WHAT YOU NEED TO DO
Print the entries that appear below, exactly as written and without their pictures.

MATERIAL FOR THIS EXERCISE
☆ ☆ ☆ ☆ ☆ ☆ ☆

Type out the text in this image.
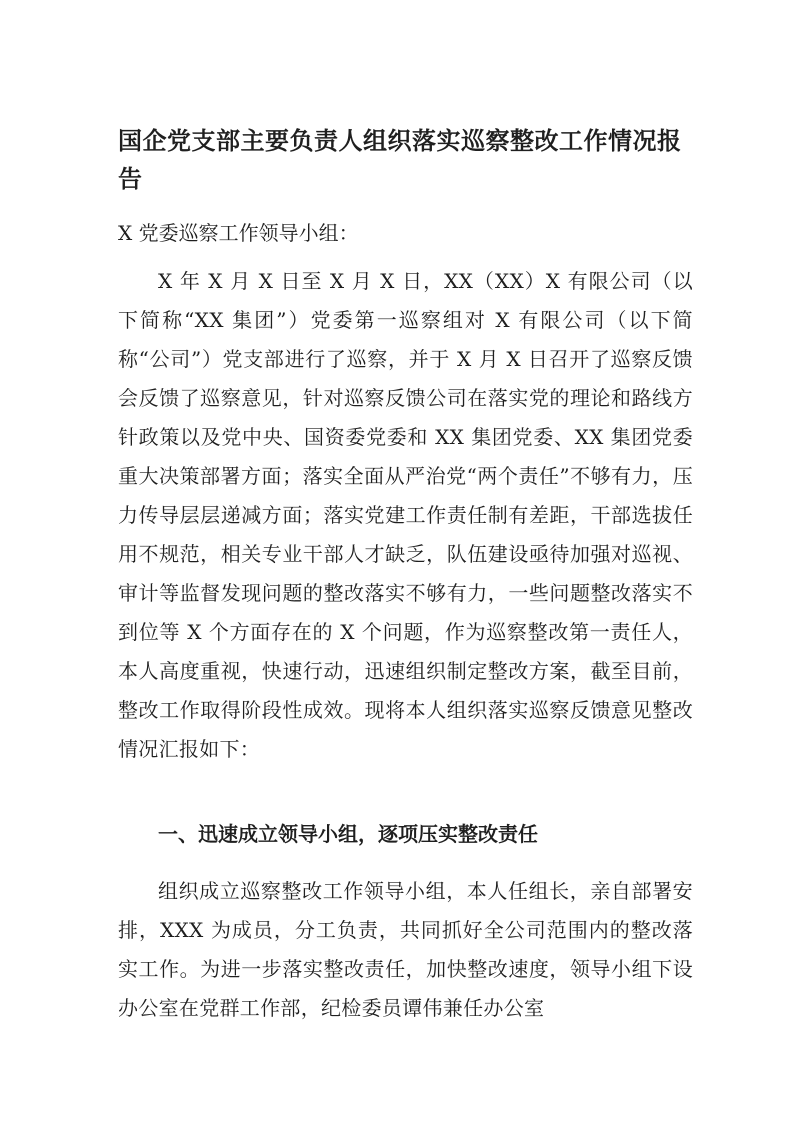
国企党支部主要负责人组织落实巡察整改工作情况报告

X 党委巡察工作领导小组：

X 年 X 月 X 日至 X 月 X 日，XX（XX）X 有限公司（以下简称“XX 集团”）党委第一巡察组对 X 有限公司（以下简称“公司”）党支部进行了巡察，并于 X 月 X 日召开了巡察反馈会反馈了巡察意见，针对巡察反馈公司在落实党的理论和路线方针政策以及党中央、国资委党委和 XX 集团党委、XX 集团党委重大决策部署方面；落实全面从严治党“两个责任”不够有力，压力传导层层递减方面；落实党建工作责任制有差距，干部选拔任用不规范，相关专业干部人才缺乏，队伍建设亟待加强对巡视、审计等监督发现问题的整改落实不够有力，一些问题整改落实不到位等 X 个方面存在的 X 个问题，作为巡察整改第一责任人，本人高度重视，快速行动，迅速组织制定整改方案，截至目前，整改工作取得阶段性成效。现将本人组织落实巡察反馈意见整改情况汇报如下：

一、迅速成立领导小组，逐项压实整改责任

组织成立巡察整改工作领导小组，本人任组长，亲自部署安排，XXX 为成员，分工负责，共同抓好全公司范围内的整改落实工作。为进一步落实整改责任，加快整改速度，领导小组下设办公室在党群工作部，纪检委员谭伟兼任办公室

☆ ☆ ☆ ☆ ☆ ☆ ☆

SOLUTION FOR THIS TASK
Type out the text in this image.
国企党支部主要负责人组织落实巡察整改工作情况报告

X 党委巡察工作领导小组：

X 年 X 月 X 日至 X 月 X 日，XX（XX）X 有限公司（以下简称“XX 集团”）党委第一巡察组对 X 有限公司（以下简称“公司”）党支部进行了巡察，并于 X 月 X 日召开了巡察反馈会反馈了巡察意见，针对巡察反馈公司在落实党的理论和路线方针政策以及党中央、国资委党委和 XX 集团党委、XX 集团党委重大决策部署方面；落实全面从严治党“两个责任”不够有力，压力传导层层递减方面；落实党建工作责任制有差距，干部选拔任用不规范，相关专业干部人才缺乏，队伍建设亟待加强对巡视、审计等监督发现问题的整改落实不够有力，一些问题整改落实不到位等 X 个方面存在的 X 个问题，作为巡察整改第一责任人，本人高度重视，快速行动，迅速组织制定整改方案，截至目前，整改工作取得阶段性成效。现将本人组织落实巡察反馈意见整改情况汇报如下：

一、迅速成立领导小组，逐项压实整改责任

组织成立巡察整改工作领导小组，本人任组长，亲自部署安排，XXX 为成员，分工负责，共同抓好全公司范围内的整改落实工作。为进一步落实整改责任，加快整改速度，领导小组下设办公室在党群工作部，纪检委员谭伟兼任办公室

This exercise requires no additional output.